> EXERCISE DESCRIPTION: Your copy of the material below should match it exactly, except that it holds no pictures.

[BEGIN]

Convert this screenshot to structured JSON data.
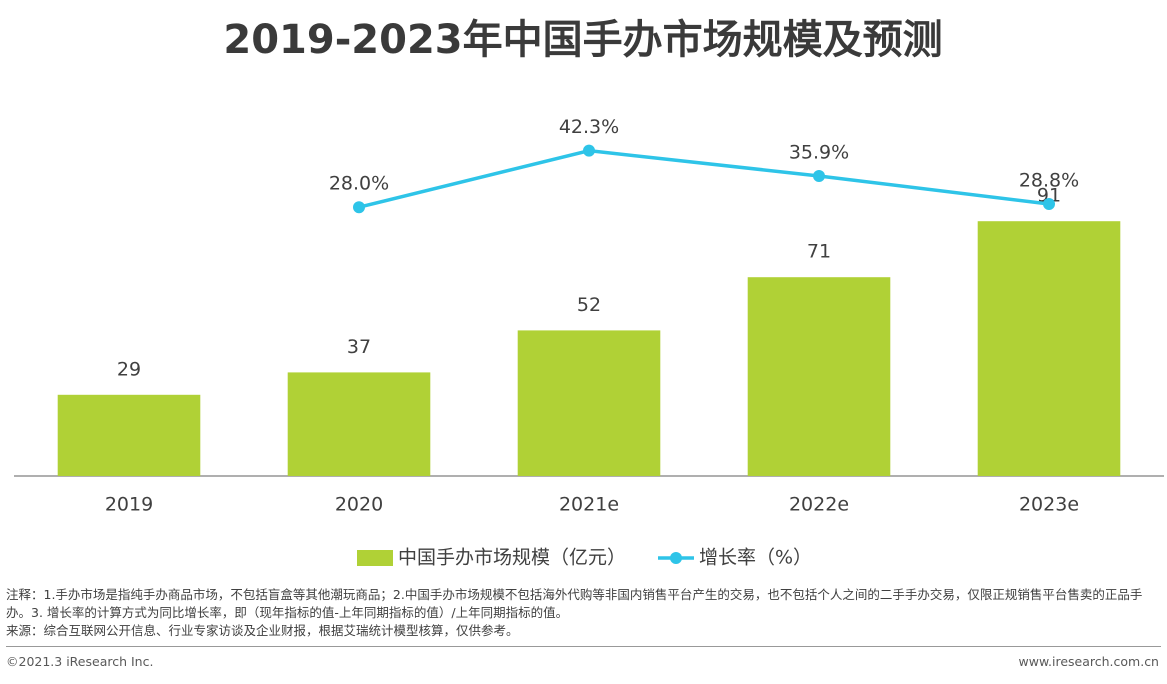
{
  "chart_data": {
    "type": "bar",
    "title": "2019-2023年中国手办市场规模及预测",
    "categories": [
      "2019",
      "2020",
      "2021e",
      "2022e",
      "2023e"
    ],
    "ylim": [
      0,
      120
    ],
    "y2lim": [
      -40,
      45
    ],
    "legend": "bottom",
    "series": [
      {
        "name": "中国手办市场规模（亿元）",
        "type": "bar",
        "color": "#b0d136",
        "values": [
          29,
          37,
          52,
          71,
          91
        ]
      },
      {
        "name": "增长率（%）",
        "type": "line",
        "axis": "y2",
        "color": "#2ec4e8",
        "values": [
          null,
          28.0,
          42.3,
          35.9,
          28.8
        ],
        "value_labels": [
          null,
          "28.0%",
          "42.3%",
          "35.9%",
          "28.8%"
        ]
      }
    ]
  },
  "notes": [
    "注释：1.手办市场是指纯手办商品市场，不包括盲盒等其他潮玩商品；2.中国手办市场规模不包括海外代购等非国内销售平台产生的交易，也不包括个人之间的二手手办交易，仅限正规销售平台售卖的正品手办。3. 增长率的计算方式为同比增长率，即（现年指标的值-上年同期指标的值）/上年同期指标的值。",
    "来源：综合互联网公开信息、行业专家访谈及企业财报，根据艾瑞统计模型核算，仅供参考。"
  ],
  "footer": {
    "left": "©2021.3 iResearch Inc.",
    "right": "www.iresearch.com.cn"
  }
}
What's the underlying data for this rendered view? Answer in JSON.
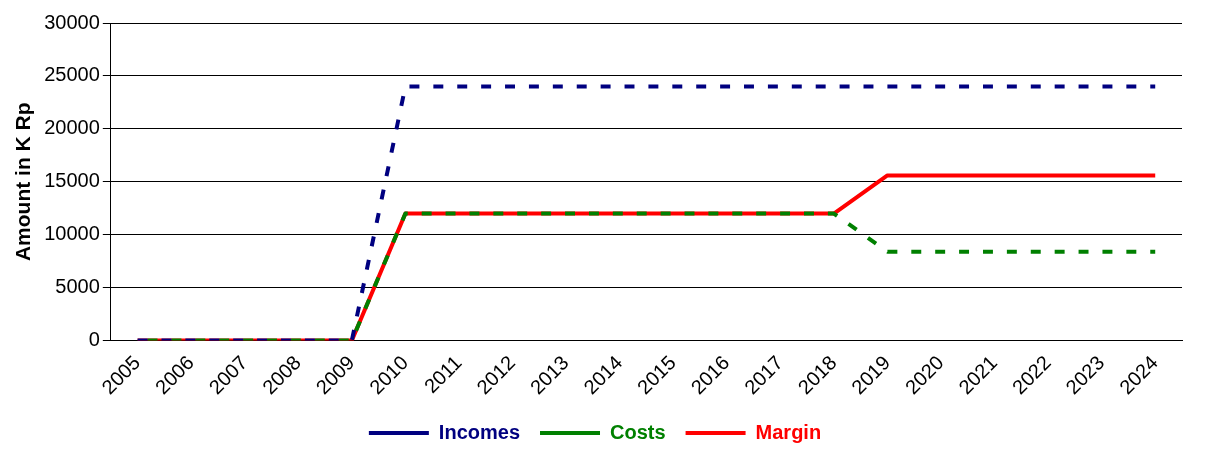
{
  "chart_data": {
    "type": "line",
    "ylabel": "Amount in K Rp",
    "categories": [
      "2005",
      "2006",
      "2007",
      "2008",
      "2009",
      "2010",
      "2011",
      "2012",
      "2013",
      "2014",
      "2015",
      "2016",
      "2017",
      "2018",
      "2019",
      "2020",
      "2021",
      "2022",
      "2023",
      "2024"
    ],
    "series": [
      {
        "name": "Incomes",
        "color": "#000080",
        "line_style": "dashed",
        "values": [
          0,
          0,
          0,
          0,
          0,
          24000,
          24000,
          24000,
          24000,
          24000,
          24000,
          24000,
          24000,
          24000,
          24000,
          24000,
          24000,
          24000,
          24000,
          24000
        ]
      },
      {
        "name": "Costs",
        "color": "#008000",
        "line_style": "dashed",
        "values": [
          0,
          0,
          0,
          0,
          0,
          12000,
          12000,
          12000,
          12000,
          12000,
          12000,
          12000,
          12000,
          12000,
          8400,
          8400,
          8400,
          8400,
          8400,
          8400
        ]
      },
      {
        "name": "Margin",
        "color": "#ff0000",
        "line_style": "solid",
        "values": [
          0,
          0,
          0,
          0,
          0,
          12000,
          12000,
          12000,
          12000,
          12000,
          12000,
          12000,
          12000,
          12000,
          15600,
          15600,
          15600,
          15600,
          15600,
          15600
        ]
      }
    ],
    "ylim": [
      0,
      30000
    ],
    "yticks": [
      0,
      5000,
      10000,
      15000,
      20000,
      25000,
      30000
    ],
    "grid": "y",
    "legend": "bottom",
    "marker": "none"
  }
}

[END]

> THE COMPLETED TASK:
Convert this screenshot to structured JSON data.
{
  "chart_data": {
    "type": "bar",
    "title": "2019-2023年中国手办市场规模及预测",
    "categories": [
      "2019",
      "2020",
      "2021e",
      "2022e",
      "2023e"
    ],
    "ylim": [
      0,
      120
    ],
    "y2lim": [
      -40,
      45
    ],
    "legend": "bottom",
    "series": [
      {
        "name": "中国手办市场规模（亿元）",
        "type": "bar",
        "color": "#b0d136",
        "values": [
          29,
          37,
          52,
          71,
          91
        ]
      },
      {
        "name": "增长率（%）",
        "type": "line",
        "axis": "y2",
        "color": "#2ec4e8",
        "values": [
          null,
          28.0,
          42.3,
          35.9,
          28.8
        ],
        "value_labels": [
          null,
          "28.0%",
          "42.3%",
          "35.9%",
          "28.8%"
        ]
      }
    ]
  },
  "notes": [
    "注释：1.手办市场是指纯手办商品市场，不包括盲盒等其他潮玩商品；2.中国手办市场规模不包括海外代购等非国内销售平台产生的交易，也不包括个人之间的二手手办交易，仅限正规销售平台售卖的正品手办。3. 增长率的计算方式为同比增长率，即（现年指标的值-上年同期指标的值）/上年同期指标的值。",
    "来源：综合互联网公开信息、行业专家访谈及企业财报，根据艾瑞统计模型核算，仅供参考。"
  ],
  "footer": {
    "left": "©2021.3 iResearch Inc.",
    "right": "www.iresearch.com.cn"
  }
}
What's the underlying data for this rendered view? Answer in JSON.
{
  "chart_data": {
    "type": "line",
    "ylabel": "Amount in K Rp",
    "categories": [
      "2005",
      "2006",
      "2007",
      "2008",
      "2009",
      "2010",
      "2011",
      "2012",
      "2013",
      "2014",
      "2015",
      "2016",
      "2017",
      "2018",
      "2019",
      "2020",
      "2021",
      "2022",
      "2023",
      "2024"
    ],
    "series": [
      {
        "name": "Incomes",
        "color": "#000080",
        "line_style": "dashed",
        "values": [
          0,
          0,
          0,
          0,
          0,
          24000,
          24000,
          24000,
          24000,
          24000,
          24000,
          24000,
          24000,
          24000,
          24000,
          24000,
          24000,
          24000,
          24000,
          24000
        ]
      },
      {
        "name": "Costs",
        "color": "#008000",
        "line_style": "dashed",
        "values": [
          0,
          0,
          0,
          0,
          0,
          12000,
          12000,
          12000,
          12000,
          12000,
          12000,
          12000,
          12000,
          12000,
          8400,
          8400,
          8400,
          8400,
          8400,
          8400
        ]
      },
      {
        "name": "Margin",
        "color": "#ff0000",
        "line_style": "solid",
        "values": [
          0,
          0,
          0,
          0,
          0,
          12000,
          12000,
          12000,
          12000,
          12000,
          12000,
          12000,
          12000,
          12000,
          15600,
          15600,
          15600,
          15600,
          15600,
          15600
        ]
      }
    ],
    "ylim": [
      0,
      30000
    ],
    "yticks": [
      0,
      5000,
      10000,
      15000,
      20000,
      25000,
      30000
    ],
    "grid": "y",
    "legend": "bottom",
    "marker": "none"
  }
}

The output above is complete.